Records shown:
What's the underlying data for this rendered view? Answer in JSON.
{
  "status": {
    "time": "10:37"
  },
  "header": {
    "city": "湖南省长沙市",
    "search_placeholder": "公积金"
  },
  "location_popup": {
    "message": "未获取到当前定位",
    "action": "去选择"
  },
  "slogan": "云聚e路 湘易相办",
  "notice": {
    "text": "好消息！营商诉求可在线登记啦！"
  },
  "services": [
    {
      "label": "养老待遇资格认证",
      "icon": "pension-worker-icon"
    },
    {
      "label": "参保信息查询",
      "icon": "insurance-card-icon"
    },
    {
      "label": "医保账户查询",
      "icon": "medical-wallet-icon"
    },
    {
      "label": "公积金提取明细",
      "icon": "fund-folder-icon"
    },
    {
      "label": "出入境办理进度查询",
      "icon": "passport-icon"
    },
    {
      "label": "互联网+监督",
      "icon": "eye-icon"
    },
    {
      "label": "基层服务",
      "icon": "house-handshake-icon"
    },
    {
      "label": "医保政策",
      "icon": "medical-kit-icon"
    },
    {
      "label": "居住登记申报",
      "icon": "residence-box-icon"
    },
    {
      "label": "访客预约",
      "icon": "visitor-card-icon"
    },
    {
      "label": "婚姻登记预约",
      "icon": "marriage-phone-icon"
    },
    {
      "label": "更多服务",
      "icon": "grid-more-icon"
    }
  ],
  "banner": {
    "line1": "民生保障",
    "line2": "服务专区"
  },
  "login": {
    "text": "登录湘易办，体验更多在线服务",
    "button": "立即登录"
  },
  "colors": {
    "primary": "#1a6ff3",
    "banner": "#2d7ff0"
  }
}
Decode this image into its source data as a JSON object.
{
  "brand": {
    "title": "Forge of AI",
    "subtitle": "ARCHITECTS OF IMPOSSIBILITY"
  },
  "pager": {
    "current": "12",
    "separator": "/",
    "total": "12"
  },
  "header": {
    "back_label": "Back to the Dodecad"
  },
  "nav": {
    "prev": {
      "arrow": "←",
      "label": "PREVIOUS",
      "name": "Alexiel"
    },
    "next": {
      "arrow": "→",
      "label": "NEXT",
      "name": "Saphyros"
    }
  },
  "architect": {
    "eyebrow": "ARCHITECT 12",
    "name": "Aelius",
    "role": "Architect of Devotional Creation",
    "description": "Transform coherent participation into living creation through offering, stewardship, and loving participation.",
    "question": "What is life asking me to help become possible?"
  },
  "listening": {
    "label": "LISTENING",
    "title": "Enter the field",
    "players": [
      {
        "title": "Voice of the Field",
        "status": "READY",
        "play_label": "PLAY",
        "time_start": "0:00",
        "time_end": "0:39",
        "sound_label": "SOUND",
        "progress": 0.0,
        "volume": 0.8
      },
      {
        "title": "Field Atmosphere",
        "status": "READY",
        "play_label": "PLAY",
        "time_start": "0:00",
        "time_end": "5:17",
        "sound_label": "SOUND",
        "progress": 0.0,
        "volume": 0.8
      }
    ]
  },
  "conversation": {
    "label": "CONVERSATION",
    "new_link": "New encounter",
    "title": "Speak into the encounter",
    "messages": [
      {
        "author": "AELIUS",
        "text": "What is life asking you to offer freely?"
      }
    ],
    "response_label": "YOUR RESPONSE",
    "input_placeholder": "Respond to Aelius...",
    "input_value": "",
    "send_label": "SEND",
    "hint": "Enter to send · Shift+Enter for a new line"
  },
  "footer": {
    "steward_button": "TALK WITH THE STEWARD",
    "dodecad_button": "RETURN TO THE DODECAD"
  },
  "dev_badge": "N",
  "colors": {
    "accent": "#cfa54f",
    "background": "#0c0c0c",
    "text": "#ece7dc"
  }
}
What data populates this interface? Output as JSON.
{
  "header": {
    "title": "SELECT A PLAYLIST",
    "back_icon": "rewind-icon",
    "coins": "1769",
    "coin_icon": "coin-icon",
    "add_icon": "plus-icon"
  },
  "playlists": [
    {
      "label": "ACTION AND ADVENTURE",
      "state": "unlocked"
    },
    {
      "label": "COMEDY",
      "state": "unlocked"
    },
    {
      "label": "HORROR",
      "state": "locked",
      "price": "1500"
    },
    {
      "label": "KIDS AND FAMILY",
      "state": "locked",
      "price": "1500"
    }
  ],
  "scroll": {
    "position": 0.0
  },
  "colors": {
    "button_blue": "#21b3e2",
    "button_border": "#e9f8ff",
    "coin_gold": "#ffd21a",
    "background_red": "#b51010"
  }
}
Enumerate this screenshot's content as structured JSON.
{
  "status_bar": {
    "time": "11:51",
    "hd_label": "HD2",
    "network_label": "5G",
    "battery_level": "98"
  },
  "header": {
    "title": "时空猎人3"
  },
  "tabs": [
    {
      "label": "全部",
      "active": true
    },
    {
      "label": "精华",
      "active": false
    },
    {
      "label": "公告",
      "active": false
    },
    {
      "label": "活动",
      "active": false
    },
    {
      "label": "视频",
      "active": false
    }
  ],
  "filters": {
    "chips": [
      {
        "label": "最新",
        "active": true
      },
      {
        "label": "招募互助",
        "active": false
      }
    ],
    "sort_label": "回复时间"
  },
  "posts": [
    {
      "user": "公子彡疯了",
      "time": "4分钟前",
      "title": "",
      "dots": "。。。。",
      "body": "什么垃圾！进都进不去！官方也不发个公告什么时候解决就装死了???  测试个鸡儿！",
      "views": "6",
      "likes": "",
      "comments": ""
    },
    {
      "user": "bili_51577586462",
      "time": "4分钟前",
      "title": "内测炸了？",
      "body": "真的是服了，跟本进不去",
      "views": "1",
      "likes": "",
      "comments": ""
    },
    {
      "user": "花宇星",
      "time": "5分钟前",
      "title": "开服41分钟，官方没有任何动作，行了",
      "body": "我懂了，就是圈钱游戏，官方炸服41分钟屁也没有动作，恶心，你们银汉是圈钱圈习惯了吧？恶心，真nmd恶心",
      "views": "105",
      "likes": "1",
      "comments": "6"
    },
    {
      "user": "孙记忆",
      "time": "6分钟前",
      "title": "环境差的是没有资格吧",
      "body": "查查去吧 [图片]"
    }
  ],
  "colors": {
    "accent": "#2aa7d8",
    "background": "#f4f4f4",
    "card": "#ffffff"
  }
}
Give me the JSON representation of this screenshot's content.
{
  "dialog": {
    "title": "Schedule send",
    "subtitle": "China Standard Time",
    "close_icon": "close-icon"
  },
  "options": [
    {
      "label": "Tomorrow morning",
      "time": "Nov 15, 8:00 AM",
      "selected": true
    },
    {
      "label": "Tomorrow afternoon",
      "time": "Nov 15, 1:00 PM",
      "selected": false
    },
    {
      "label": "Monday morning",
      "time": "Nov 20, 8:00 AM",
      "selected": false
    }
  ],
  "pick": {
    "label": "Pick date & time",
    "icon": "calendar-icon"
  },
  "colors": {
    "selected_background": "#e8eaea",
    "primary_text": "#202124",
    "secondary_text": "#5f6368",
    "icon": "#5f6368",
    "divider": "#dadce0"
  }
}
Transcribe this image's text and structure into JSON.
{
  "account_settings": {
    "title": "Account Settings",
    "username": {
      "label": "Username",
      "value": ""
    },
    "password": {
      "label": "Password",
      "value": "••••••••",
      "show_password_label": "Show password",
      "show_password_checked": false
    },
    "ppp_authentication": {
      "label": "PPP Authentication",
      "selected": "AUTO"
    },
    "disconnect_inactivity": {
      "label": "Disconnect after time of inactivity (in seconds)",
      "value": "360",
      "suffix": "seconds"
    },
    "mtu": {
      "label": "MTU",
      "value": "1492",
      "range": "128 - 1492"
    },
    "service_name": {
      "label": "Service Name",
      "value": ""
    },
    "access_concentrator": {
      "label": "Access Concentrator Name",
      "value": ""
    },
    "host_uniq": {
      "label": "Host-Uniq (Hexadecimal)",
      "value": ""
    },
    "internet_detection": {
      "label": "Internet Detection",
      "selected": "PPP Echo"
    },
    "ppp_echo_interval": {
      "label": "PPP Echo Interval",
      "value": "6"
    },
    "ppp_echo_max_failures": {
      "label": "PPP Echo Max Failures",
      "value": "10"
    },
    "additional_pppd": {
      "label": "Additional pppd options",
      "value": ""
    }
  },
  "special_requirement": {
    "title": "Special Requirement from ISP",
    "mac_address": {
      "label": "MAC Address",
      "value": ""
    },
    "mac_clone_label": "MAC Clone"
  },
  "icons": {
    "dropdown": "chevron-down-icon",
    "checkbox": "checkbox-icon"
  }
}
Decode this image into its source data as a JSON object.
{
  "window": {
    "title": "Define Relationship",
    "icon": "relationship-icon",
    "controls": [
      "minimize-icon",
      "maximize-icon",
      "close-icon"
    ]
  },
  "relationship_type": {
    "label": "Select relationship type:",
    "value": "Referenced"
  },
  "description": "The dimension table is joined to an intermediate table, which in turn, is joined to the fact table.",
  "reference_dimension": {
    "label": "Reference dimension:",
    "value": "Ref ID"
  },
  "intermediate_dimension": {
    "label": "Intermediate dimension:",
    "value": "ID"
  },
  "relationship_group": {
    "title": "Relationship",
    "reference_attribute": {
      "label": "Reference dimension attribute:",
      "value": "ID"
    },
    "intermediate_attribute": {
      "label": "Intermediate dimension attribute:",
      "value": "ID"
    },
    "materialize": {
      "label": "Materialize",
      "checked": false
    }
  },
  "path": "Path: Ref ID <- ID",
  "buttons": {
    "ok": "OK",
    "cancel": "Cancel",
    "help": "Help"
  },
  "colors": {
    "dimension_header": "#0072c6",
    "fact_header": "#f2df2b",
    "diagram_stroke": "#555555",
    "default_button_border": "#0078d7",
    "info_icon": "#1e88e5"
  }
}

Required task: Gather all the lines that include the word "true" and copy them out.

Answer:
      "active": true
        "active": true
      "selected": true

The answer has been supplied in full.